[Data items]
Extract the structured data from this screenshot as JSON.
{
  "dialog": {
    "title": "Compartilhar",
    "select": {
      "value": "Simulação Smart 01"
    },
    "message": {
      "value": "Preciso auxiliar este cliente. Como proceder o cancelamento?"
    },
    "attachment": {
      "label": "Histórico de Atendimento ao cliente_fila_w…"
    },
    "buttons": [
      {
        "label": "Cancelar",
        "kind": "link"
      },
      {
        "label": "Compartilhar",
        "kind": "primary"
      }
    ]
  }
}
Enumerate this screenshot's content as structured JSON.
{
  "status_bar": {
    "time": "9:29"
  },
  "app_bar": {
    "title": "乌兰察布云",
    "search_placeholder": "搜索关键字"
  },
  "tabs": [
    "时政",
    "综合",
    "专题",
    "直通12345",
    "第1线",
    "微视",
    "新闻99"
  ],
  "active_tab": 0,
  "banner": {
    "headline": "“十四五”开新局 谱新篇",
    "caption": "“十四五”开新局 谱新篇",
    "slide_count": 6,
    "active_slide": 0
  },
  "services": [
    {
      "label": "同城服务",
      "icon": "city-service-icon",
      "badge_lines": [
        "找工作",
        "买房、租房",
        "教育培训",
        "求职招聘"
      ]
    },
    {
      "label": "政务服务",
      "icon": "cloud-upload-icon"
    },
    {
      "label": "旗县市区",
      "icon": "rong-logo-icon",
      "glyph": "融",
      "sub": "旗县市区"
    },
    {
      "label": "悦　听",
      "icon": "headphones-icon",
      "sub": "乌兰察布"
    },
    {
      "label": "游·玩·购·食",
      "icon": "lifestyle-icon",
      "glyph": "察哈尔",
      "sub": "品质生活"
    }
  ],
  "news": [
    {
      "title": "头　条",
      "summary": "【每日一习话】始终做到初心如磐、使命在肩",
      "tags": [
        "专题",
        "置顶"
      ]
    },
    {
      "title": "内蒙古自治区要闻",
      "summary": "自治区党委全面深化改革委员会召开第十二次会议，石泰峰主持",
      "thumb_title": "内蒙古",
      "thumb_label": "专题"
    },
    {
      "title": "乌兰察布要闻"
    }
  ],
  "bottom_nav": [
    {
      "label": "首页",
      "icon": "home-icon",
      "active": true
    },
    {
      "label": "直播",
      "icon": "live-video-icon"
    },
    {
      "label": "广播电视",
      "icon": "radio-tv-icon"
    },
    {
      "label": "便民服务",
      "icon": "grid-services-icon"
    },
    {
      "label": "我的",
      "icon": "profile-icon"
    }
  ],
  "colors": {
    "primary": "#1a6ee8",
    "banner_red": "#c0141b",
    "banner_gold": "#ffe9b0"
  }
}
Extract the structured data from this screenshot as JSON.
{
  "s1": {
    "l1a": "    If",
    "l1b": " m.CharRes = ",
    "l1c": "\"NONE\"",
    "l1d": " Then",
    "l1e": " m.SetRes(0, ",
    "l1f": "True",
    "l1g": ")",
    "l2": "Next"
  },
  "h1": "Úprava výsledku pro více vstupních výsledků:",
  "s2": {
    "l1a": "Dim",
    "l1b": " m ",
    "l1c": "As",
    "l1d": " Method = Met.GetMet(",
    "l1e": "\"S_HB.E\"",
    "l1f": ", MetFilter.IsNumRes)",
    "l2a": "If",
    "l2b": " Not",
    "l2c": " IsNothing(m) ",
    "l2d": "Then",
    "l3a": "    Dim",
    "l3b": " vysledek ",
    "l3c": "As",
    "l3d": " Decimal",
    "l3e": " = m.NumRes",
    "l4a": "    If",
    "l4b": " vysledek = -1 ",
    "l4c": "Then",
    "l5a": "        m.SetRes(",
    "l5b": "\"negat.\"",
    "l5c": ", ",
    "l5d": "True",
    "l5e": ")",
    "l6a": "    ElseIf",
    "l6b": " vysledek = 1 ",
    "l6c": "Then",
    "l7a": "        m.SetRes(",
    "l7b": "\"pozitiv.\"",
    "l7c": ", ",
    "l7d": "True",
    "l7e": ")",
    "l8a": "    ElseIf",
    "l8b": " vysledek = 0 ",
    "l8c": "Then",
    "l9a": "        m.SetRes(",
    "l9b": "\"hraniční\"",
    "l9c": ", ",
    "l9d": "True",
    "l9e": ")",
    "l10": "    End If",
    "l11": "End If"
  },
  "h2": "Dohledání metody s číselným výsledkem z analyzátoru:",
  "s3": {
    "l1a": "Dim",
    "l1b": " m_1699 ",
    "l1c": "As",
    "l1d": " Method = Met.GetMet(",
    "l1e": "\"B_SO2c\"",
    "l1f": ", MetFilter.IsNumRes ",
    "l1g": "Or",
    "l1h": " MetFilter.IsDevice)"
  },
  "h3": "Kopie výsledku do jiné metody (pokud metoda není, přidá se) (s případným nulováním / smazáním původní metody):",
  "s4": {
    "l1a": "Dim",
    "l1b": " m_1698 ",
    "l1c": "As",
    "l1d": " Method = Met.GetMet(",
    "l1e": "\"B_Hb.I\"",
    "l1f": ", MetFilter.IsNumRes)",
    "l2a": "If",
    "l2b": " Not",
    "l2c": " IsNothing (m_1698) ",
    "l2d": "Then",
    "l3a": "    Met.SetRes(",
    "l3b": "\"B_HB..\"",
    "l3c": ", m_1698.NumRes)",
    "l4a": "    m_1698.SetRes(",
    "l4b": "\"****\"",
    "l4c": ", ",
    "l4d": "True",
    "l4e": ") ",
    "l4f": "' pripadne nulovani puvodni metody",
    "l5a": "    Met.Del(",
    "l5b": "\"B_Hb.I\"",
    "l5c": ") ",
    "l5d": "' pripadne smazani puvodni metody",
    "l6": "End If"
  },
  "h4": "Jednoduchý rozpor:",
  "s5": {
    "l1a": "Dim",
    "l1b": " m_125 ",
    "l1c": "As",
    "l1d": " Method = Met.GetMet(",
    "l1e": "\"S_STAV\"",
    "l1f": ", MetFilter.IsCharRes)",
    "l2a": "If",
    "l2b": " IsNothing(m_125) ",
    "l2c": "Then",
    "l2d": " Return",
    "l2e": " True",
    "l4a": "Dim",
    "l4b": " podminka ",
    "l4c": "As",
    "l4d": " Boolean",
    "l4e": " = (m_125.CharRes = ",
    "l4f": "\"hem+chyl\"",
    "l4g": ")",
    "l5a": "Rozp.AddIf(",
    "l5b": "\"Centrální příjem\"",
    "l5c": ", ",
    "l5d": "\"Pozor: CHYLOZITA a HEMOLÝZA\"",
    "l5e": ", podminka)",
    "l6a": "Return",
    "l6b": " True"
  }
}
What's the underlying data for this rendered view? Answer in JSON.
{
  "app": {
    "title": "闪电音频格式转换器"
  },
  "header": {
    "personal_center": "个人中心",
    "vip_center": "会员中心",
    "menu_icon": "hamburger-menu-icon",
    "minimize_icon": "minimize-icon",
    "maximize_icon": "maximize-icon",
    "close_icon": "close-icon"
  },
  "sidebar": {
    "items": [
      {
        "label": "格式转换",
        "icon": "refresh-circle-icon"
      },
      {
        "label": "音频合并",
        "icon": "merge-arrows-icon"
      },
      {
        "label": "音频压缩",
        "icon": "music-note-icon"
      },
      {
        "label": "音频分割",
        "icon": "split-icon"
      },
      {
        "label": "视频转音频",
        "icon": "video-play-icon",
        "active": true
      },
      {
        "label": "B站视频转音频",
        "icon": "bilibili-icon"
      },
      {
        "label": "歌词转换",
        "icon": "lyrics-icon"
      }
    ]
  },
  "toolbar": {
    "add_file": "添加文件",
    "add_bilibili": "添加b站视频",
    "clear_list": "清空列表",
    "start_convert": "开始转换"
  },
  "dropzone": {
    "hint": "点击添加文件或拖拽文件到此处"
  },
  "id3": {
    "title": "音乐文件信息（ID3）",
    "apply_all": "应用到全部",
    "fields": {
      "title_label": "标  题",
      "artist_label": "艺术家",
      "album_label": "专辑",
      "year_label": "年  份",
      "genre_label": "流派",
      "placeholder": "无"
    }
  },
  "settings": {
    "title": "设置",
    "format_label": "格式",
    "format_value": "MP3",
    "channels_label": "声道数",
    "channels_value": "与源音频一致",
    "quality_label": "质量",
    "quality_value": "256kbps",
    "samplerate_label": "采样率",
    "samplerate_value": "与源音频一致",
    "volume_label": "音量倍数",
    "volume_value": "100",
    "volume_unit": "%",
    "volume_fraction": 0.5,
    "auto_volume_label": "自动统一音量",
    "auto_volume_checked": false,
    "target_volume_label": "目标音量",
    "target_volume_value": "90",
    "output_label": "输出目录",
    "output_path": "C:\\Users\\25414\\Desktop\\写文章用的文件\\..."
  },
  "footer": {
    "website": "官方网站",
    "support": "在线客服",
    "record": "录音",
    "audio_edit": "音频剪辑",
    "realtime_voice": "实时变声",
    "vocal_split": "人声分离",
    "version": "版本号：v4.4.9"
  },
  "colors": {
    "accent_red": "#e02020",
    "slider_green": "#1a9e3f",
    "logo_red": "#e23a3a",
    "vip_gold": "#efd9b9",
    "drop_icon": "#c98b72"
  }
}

> _DIRECTION_: Pick out the lines containing the string "metody".

> _RESPONSE TO THE EXERCISE_:
  "h2": "Dohledání metody s číselným výsledkem z analyzátoru:",
  "h3": "Kopie výsledku do jiné metody (pokud metoda není, přidá se) (s případným nulováním / smazáním původní metody):",
    "l4f": "' pripadne nulovani puvodni metody",
    "l5d": "' pripadne smazani puvodni metody",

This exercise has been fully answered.